> Work to complete
Without the pictures, output the records below word for word.

═══ Given information

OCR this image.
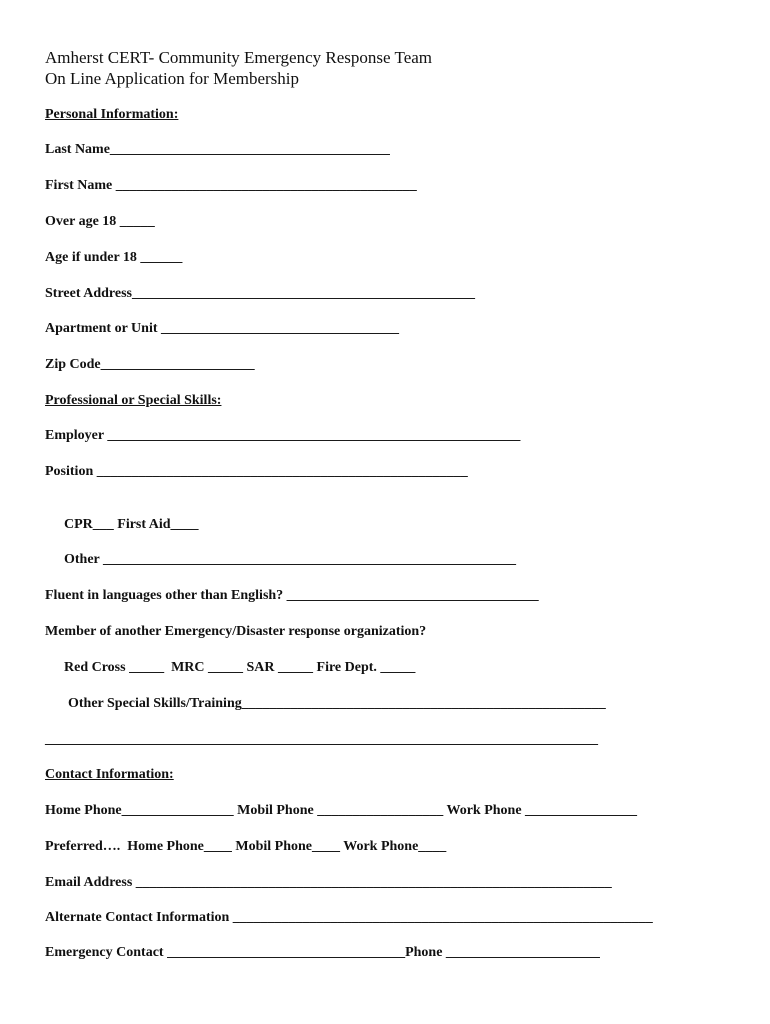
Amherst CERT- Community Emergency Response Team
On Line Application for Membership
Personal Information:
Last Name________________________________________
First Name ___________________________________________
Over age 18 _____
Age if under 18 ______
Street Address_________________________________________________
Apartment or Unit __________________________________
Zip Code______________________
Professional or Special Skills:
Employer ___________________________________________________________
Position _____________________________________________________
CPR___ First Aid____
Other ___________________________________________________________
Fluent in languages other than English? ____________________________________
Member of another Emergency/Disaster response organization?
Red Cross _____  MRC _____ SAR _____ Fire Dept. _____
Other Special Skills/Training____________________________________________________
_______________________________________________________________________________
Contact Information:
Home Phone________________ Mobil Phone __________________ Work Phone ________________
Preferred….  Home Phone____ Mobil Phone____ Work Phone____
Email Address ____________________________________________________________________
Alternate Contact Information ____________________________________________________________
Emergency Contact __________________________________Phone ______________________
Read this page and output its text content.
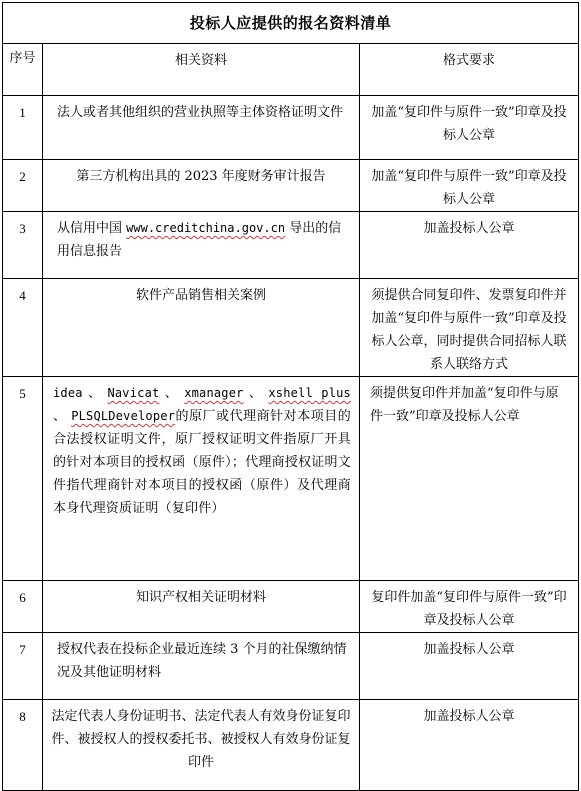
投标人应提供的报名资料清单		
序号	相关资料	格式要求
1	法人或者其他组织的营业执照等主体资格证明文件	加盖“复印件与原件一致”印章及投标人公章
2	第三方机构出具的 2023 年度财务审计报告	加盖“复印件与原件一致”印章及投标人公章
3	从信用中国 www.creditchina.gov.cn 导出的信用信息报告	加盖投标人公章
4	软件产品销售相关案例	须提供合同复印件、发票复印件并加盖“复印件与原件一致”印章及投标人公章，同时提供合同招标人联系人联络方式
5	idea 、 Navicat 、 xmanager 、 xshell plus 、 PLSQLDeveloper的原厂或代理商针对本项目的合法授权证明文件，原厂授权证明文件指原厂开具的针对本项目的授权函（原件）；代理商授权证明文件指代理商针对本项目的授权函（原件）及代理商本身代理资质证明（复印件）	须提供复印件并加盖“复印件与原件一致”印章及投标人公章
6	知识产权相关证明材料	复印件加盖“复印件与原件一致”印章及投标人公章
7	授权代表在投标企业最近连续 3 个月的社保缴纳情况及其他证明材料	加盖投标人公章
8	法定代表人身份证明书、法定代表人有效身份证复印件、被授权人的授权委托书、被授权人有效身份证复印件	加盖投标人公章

══════

> Reply to the exercise
OCR this image.
Amherst CERT- Community Emergency Response Team
On Line Application for Membership
Personal Information:
Last Name________________________________________
First Name ___________________________________________
Over age 18 _____
Age if under 18 ______
Street Address_________________________________________________
Apartment or Unit __________________________________
Zip Code______________________
Professional or Special Skills:
Employer ___________________________________________________________
Position _____________________________________________________
CPR___ First Aid____
Other ___________________________________________________________
Fluent in languages other than English? ____________________________________
Member of another Emergency/Disaster response organization?
Red Cross _____  MRC _____ SAR _____ Fire Dept. _____
Other Special Skills/Training____________________________________________________
_______________________________________________________________________________
Contact Information:
Home Phone________________ Mobil Phone __________________ Work Phone ________________
Preferred….  Home Phone____ Mobil Phone____ Work Phone____
Email Address ____________________________________________________________________
Alternate Contact Information ____________________________________________________________
Emergency Contact __________________________________Phone ______________________
Read this page and output its text content.
投标人应提供的报名资料清单		
序号	相关资料	格式要求
1	法人或者其他组织的营业执照等主体资格证明文件	加盖“复印件与原件一致”印章及投标人公章
2	第三方机构出具的 2023 年度财务审计报告	加盖“复印件与原件一致”印章及投标人公章
3	从信用中国 www.creditchina.gov.cn 导出的信用信息报告	加盖投标人公章
4	软件产品销售相关案例	须提供合同复印件、发票复印件并加盖“复印件与原件一致”印章及投标人公章，同时提供合同招标人联系人联络方式
5	idea 、 Navicat 、 xmanager 、 xshell plus 、 PLSQLDeveloper的原厂或代理商针对本项目的合法授权证明文件，原厂授权证明文件指原厂开具的针对本项目的授权函（原件）；代理商授权证明文件指代理商针对本项目的授权函（原件）及代理商本身代理资质证明（复印件）	须提供复印件并加盖“复印件与原件一致”印章及投标人公章
6	知识产权相关证明材料	复印件加盖“复印件与原件一致”印章及投标人公章
7	授权代表在投标企业最近连续 3 个月的社保缴纳情况及其他证明材料	加盖投标人公章
8	法定代表人身份证明书、法定代表人有效身份证复印件、被授权人的授权委托书、被授权人有效身份证复印件	加盖投标人公章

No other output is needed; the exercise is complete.